═══ RECORDED DATA ═══
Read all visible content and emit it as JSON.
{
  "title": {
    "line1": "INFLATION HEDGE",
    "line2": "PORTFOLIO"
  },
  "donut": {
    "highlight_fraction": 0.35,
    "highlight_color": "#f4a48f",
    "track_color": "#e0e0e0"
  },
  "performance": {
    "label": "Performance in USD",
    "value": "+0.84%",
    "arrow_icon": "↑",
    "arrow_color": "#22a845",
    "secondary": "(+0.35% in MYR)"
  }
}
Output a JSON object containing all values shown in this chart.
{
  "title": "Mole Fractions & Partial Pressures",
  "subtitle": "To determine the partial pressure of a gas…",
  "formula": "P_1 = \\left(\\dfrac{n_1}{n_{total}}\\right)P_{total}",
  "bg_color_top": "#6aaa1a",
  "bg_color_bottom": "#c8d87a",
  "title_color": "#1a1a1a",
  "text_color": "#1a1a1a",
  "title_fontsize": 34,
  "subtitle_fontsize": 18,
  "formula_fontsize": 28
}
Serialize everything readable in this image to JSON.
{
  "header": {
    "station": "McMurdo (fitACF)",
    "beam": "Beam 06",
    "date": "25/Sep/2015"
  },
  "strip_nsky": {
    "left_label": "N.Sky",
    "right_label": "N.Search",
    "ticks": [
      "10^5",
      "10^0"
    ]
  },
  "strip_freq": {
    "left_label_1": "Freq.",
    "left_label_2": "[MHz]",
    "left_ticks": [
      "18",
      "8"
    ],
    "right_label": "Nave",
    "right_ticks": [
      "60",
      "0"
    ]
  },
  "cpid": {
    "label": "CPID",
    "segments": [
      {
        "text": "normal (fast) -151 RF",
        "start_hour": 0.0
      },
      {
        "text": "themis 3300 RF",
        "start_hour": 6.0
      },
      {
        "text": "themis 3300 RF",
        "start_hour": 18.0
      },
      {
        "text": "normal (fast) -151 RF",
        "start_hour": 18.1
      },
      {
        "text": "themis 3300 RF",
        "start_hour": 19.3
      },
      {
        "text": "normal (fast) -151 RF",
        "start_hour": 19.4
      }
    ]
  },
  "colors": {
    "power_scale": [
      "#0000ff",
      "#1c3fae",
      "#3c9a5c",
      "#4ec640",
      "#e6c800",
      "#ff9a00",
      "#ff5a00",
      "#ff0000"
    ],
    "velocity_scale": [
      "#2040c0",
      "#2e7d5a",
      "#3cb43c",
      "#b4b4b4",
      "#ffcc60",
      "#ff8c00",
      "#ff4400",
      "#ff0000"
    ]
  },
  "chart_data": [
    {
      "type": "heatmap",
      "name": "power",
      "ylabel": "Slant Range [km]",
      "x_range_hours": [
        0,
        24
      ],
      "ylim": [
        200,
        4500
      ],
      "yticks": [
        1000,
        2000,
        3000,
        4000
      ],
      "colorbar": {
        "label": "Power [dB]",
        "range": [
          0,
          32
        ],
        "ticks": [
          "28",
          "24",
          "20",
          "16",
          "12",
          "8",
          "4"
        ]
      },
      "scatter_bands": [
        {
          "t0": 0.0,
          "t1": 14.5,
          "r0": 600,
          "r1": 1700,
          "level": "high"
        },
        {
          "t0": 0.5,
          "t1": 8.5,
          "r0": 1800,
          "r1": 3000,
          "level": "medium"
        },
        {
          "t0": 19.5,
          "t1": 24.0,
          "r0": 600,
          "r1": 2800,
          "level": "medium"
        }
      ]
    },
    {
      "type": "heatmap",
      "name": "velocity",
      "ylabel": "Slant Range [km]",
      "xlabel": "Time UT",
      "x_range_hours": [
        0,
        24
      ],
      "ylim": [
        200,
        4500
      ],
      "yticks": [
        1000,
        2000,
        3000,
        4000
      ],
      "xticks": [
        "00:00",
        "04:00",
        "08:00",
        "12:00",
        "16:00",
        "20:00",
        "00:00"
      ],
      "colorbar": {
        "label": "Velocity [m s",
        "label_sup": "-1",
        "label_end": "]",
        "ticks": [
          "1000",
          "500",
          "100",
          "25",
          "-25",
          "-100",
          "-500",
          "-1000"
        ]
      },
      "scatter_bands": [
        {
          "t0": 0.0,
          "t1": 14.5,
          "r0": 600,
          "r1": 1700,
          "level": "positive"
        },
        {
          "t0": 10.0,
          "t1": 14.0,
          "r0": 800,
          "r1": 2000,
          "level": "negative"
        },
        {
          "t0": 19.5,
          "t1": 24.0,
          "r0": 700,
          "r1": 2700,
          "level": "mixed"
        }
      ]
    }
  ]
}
═══
### TASK TO CARRY OUT
Your task is to repeat every entry exactly.

### REPLY TO THE EXERCISE
Read all visible content and emit it as JSON.
{
  "title": {
    "line1": "INFLATION HEDGE",
    "line2": "PORTFOLIO"
  },
  "donut": {
    "highlight_fraction": 0.35,
    "highlight_color": "#f4a48f",
    "track_color": "#e0e0e0"
  },
  "performance": {
    "label": "Performance in USD",
    "value": "+0.84%",
    "arrow_icon": "↑",
    "arrow_color": "#22a845",
    "secondary": "(+0.35% in MYR)"
  }
}
Output a JSON object containing all values shown in this chart.
{
  "title": "Mole Fractions & Partial Pressures",
  "subtitle": "To determine the partial pressure of a gas…",
  "formula": "P_1 = \\left(\\dfrac{n_1}{n_{total}}\\right)P_{total}",
  "bg_color_top": "#6aaa1a",
  "bg_color_bottom": "#c8d87a",
  "title_color": "#1a1a1a",
  "text_color": "#1a1a1a",
  "title_fontsize": 34,
  "subtitle_fontsize": 18,
  "formula_fontsize": 28
}
Serialize everything readable in this image to JSON.
{
  "header": {
    "station": "McMurdo (fitACF)",
    "beam": "Beam 06",
    "date": "25/Sep/2015"
  },
  "strip_nsky": {
    "left_label": "N.Sky",
    "right_label": "N.Search",
    "ticks": [
      "10^5",
      "10^0"
    ]
  },
  "strip_freq": {
    "left_label_1": "Freq.",
    "left_label_2": "[MHz]",
    "left_ticks": [
      "18",
      "8"
    ],
    "right_label": "Nave",
    "right_ticks": [
      "60",
      "0"
    ]
  },
  "cpid": {
    "label": "CPID",
    "segments": [
      {
        "text": "normal (fast) -151 RF",
        "start_hour": 0.0
      },
      {
        "text": "themis 3300 RF",
        "start_hour": 6.0
      },
      {
        "text": "themis 3300 RF",
        "start_hour": 18.0
      },
      {
        "text": "normal (fast) -151 RF",
        "start_hour": 18.1
      },
      {
        "text": "themis 3300 RF",
        "start_hour": 19.3
      },
      {
        "text": "normal (fast) -151 RF",
        "start_hour": 19.4
      }
    ]
  },
  "colors": {
    "power_scale": [
      "#0000ff",
      "#1c3fae",
      "#3c9a5c",
      "#4ec640",
      "#e6c800",
      "#ff9a00",
      "#ff5a00",
      "#ff0000"
    ],
    "velocity_scale": [
      "#2040c0",
      "#2e7d5a",
      "#3cb43c",
      "#b4b4b4",
      "#ffcc60",
      "#ff8c00",
      "#ff4400",
      "#ff0000"
    ]
  },
  "chart_data": [
    {
      "type": "heatmap",
      "name": "power",
      "ylabel": "Slant Range [km]",
      "x_range_hours": [
        0,
        24
      ],
      "ylim": [
        200,
        4500
      ],
      "yticks": [
        1000,
        2000,
        3000,
        4000
      ],
      "colorbar": {
        "label": "Power [dB]",
        "range": [
          0,
          32
        ],
        "ticks": [
          "28",
          "24",
          "20",
          "16",
          "12",
          "8",
          "4"
        ]
      },
      "scatter_bands": [
        {
          "t0": 0.0,
          "t1": 14.5,
          "r0": 600,
          "r1": 1700,
          "level": "high"
        },
        {
          "t0": 0.5,
          "t1": 8.5,
          "r0": 1800,
          "r1": 3000,
          "level": "medium"
        },
        {
          "t0": 19.5,
          "t1": 24.0,
          "r0": 600,
          "r1": 2800,
          "level": "medium"
        }
      ]
    },
    {
      "type": "heatmap",
      "name": "velocity",
      "ylabel": "Slant Range [km]",
      "xlabel": "Time UT",
      "x_range_hours": [
        0,
        24
      ],
      "ylim": [
        200,
        4500
      ],
      "yticks": [
        1000,
        2000,
        3000,
        4000
      ],
      "xticks": [
        "00:00",
        "04:00",
        "08:00",
        "12:00",
        "16:00",
        "20:00",
        "00:00"
      ],
      "colorbar": {
        "label": "Velocity [m s",
        "label_sup": "-1",
        "label_end": "]",
        "ticks": [
          "1000",
          "500",
          "100",
          "25",
          "-25",
          "-100",
          "-500",
          "-1000"
        ]
      },
      "scatter_bands": [
        {
          "t0": 0.0,
          "t1": 14.5,
          "r0": 600,
          "r1": 1700,
          "level": "positive"
        },
        {
          "t0": 10.0,
          "t1": 14.0,
          "r0": 800,
          "r1": 2000,
          "level": "negative"
        },
        {
          "t0": 19.5,
          "t1": 24.0,
          "r0": 700,
          "r1": 2700,
          "level": "mixed"
        }
      ]
    }
  ]
}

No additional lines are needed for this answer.